• [What to work on]: Please extract every line of text from each of the items below, reproducing each one verbatim, and leave the pictures out of your answer.

** start of Working data **

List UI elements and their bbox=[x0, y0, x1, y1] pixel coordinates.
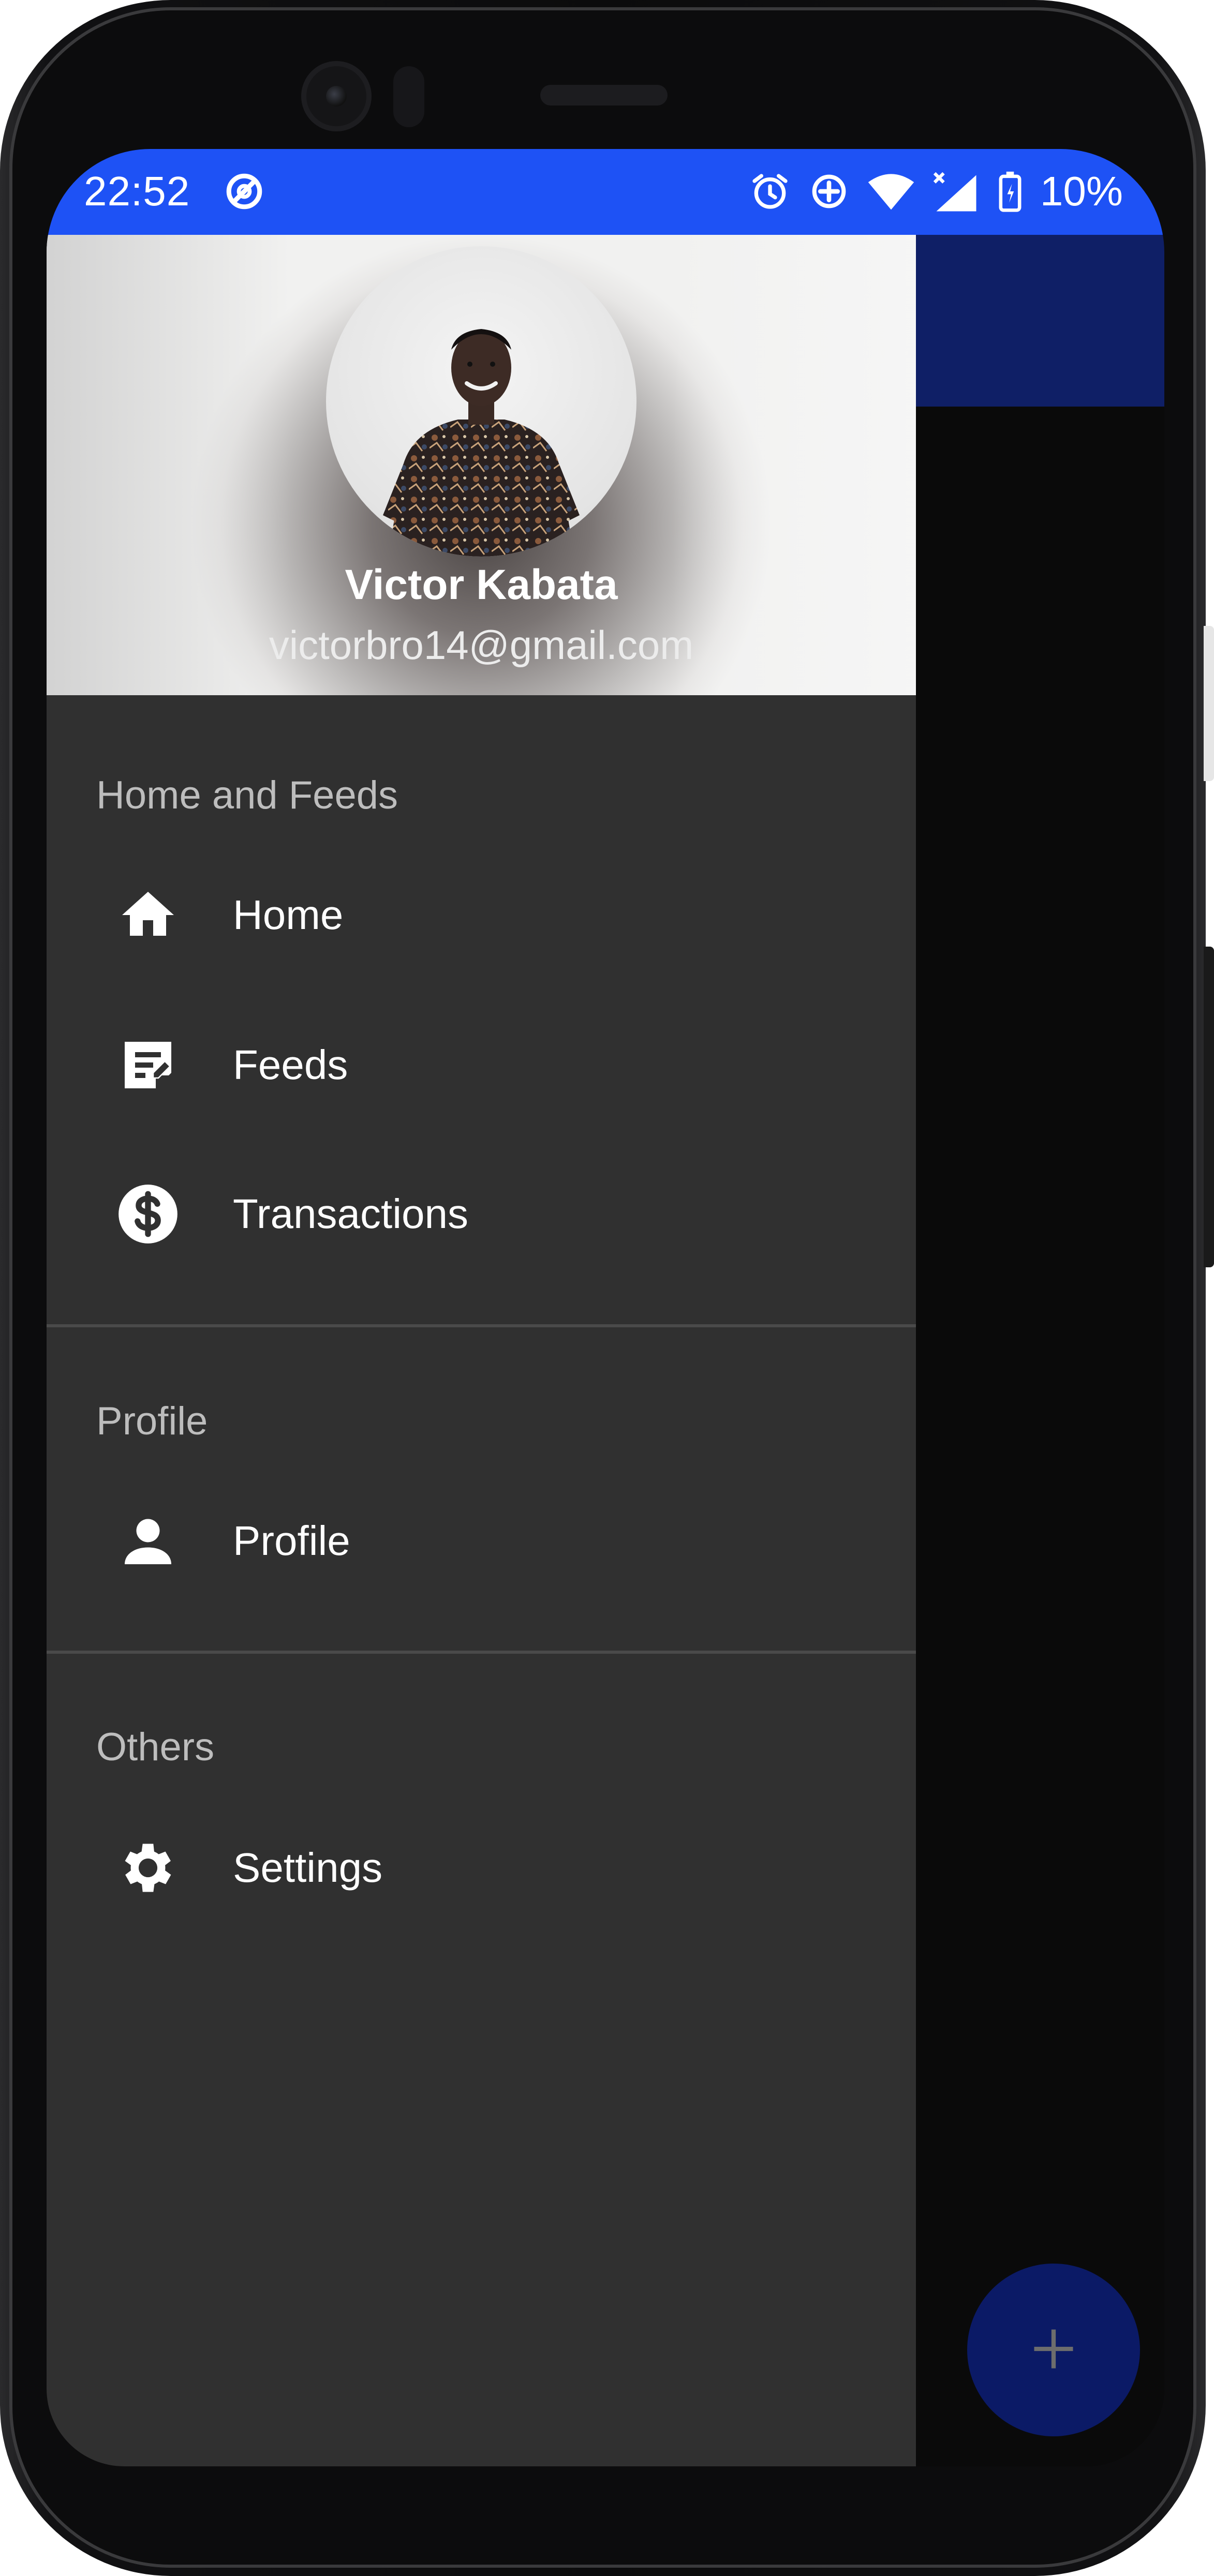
menu-item-home[interactable]: Home bbox=[47, 845, 916, 985]
plus-icon bbox=[1028, 2323, 1079, 2377]
divider bbox=[47, 1324, 916, 1327]
section-header-others: Others bbox=[96, 1725, 215, 1769]
front-camera bbox=[301, 61, 372, 131]
navigation-drawer: Victor Kabata victorbro14@gmail.com Home… bbox=[47, 235, 916, 2466]
status-bar: 22:52 10% bbox=[47, 149, 1164, 235]
add-fab-button[interactable] bbox=[967, 2264, 1140, 2436]
person-icon bbox=[114, 1507, 182, 1575]
divider bbox=[47, 1651, 916, 1654]
alarm-icon bbox=[749, 171, 791, 212]
gear-icon bbox=[114, 1834, 182, 1902]
menu-item-profile[interactable]: Profile bbox=[47, 1471, 916, 1611]
menu-item-label: Settings bbox=[233, 1845, 383, 1891]
menu-item-transactions[interactable]: Transactions bbox=[47, 1144, 916, 1284]
wifi-icon bbox=[867, 171, 915, 212]
menu-item-label: Profile bbox=[233, 1518, 350, 1564]
menu-item-label: Transactions bbox=[233, 1191, 468, 1237]
status-time: 22:52 bbox=[84, 168, 190, 214]
camera-lens bbox=[326, 86, 347, 107]
screen: 22:52 10% Victor Kabata victorbro14@gmai… bbox=[47, 149, 1164, 2466]
earpiece-speaker bbox=[540, 85, 668, 106]
status-icons: 10% bbox=[749, 166, 1123, 217]
menu-item-label: Feeds bbox=[233, 1042, 348, 1088]
battery-icon bbox=[998, 171, 1023, 212]
battery-percent: 10% bbox=[1040, 168, 1123, 214]
proximity-sensor bbox=[393, 66, 424, 127]
section-header-profile: Profile bbox=[96, 1399, 208, 1443]
cell-signal-icon bbox=[932, 170, 980, 213]
home-icon bbox=[114, 881, 182, 949]
profile-photo bbox=[383, 329, 580, 557]
user-email: victorbro14@gmail.com bbox=[269, 622, 694, 668]
menu-item-label: Home bbox=[233, 892, 344, 938]
user-name: Victor Kabata bbox=[345, 561, 618, 608]
section-header-home-and-feeds: Home and Feeds bbox=[96, 773, 398, 817]
menu-item-feeds[interactable]: Feeds bbox=[47, 995, 916, 1135]
side-button-lower bbox=[1204, 947, 1214, 1267]
avatar[interactable] bbox=[326, 246, 636, 557]
drawer-header: Victor Kabata victorbro14@gmail.com bbox=[47, 235, 916, 695]
menu-item-settings[interactable]: Settings bbox=[47, 1798, 916, 1938]
sync-icon bbox=[808, 171, 850, 212]
feeds-icon bbox=[114, 1031, 182, 1099]
data-saver-icon bbox=[223, 170, 266, 213]
side-button-upper bbox=[1204, 626, 1214, 781]
dollar-icon bbox=[114, 1180, 182, 1248]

** end of Working data **

• [Right answer]:
List UI elements and their bbox=[x0, y0, x1, y1] pixel coordinates.
menu-item-home[interactable]: Home bbox=[47, 845, 916, 985]
plus-icon bbox=[1028, 2323, 1079, 2377]
divider bbox=[47, 1324, 916, 1327]
section-header-others: Others bbox=[96, 1725, 215, 1769]
front-camera bbox=[301, 61, 372, 131]
navigation-drawer: Victor Kabata victorbro14@gmail.com Home… bbox=[47, 235, 916, 2466]
status-bar: 22:52 10% bbox=[47, 149, 1164, 235]
add-fab-button[interactable] bbox=[967, 2264, 1140, 2436]
person-icon bbox=[114, 1507, 182, 1575]
divider bbox=[47, 1651, 916, 1654]
alarm-icon bbox=[749, 171, 791, 212]
gear-icon bbox=[114, 1834, 182, 1902]
menu-item-profile[interactable]: Profile bbox=[47, 1471, 916, 1611]
menu-item-label: Settings bbox=[233, 1845, 383, 1891]
menu-item-transactions[interactable]: Transactions bbox=[47, 1144, 916, 1284]
wifi-icon bbox=[867, 171, 915, 212]
menu-item-label: Profile bbox=[233, 1518, 350, 1564]
menu-item-label: Transactions bbox=[233, 1191, 468, 1237]
status-time: 22:52 bbox=[84, 168, 190, 214]
camera-lens bbox=[326, 86, 347, 107]
screen: 22:52 10% Victor Kabata victorbro14@gmai… bbox=[47, 149, 1164, 2466]
earpiece-speaker bbox=[540, 85, 668, 106]
status-icons: 10% bbox=[749, 166, 1123, 217]
menu-item-label: Feeds bbox=[233, 1042, 348, 1088]
battery-icon bbox=[998, 171, 1023, 212]
battery-percent: 10% bbox=[1040, 168, 1123, 214]
proximity-sensor bbox=[393, 66, 424, 127]
section-header-profile: Profile bbox=[96, 1399, 208, 1443]
cell-signal-icon bbox=[932, 170, 980, 213]
home-icon bbox=[114, 881, 182, 949]
profile-photo bbox=[383, 329, 580, 557]
user-email: victorbro14@gmail.com bbox=[269, 622, 694, 668]
menu-item-label: Home bbox=[233, 892, 344, 938]
user-name: Victor Kabata bbox=[345, 561, 618, 608]
section-header-home-and-feeds: Home and Feeds bbox=[96, 773, 398, 817]
menu-item-feeds[interactable]: Feeds bbox=[47, 995, 916, 1135]
side-button-lower bbox=[1204, 947, 1214, 1267]
avatar[interactable] bbox=[326, 246, 636, 557]
drawer-header: Victor Kabata victorbro14@gmail.com bbox=[47, 235, 916, 695]
menu-item-settings[interactable]: Settings bbox=[47, 1798, 916, 1938]
sync-icon bbox=[808, 171, 850, 212]
feeds-icon bbox=[114, 1031, 182, 1099]
data-saver-icon bbox=[223, 170, 266, 213]
side-button-upper bbox=[1204, 626, 1214, 781]
dollar-icon bbox=[114, 1180, 182, 1248]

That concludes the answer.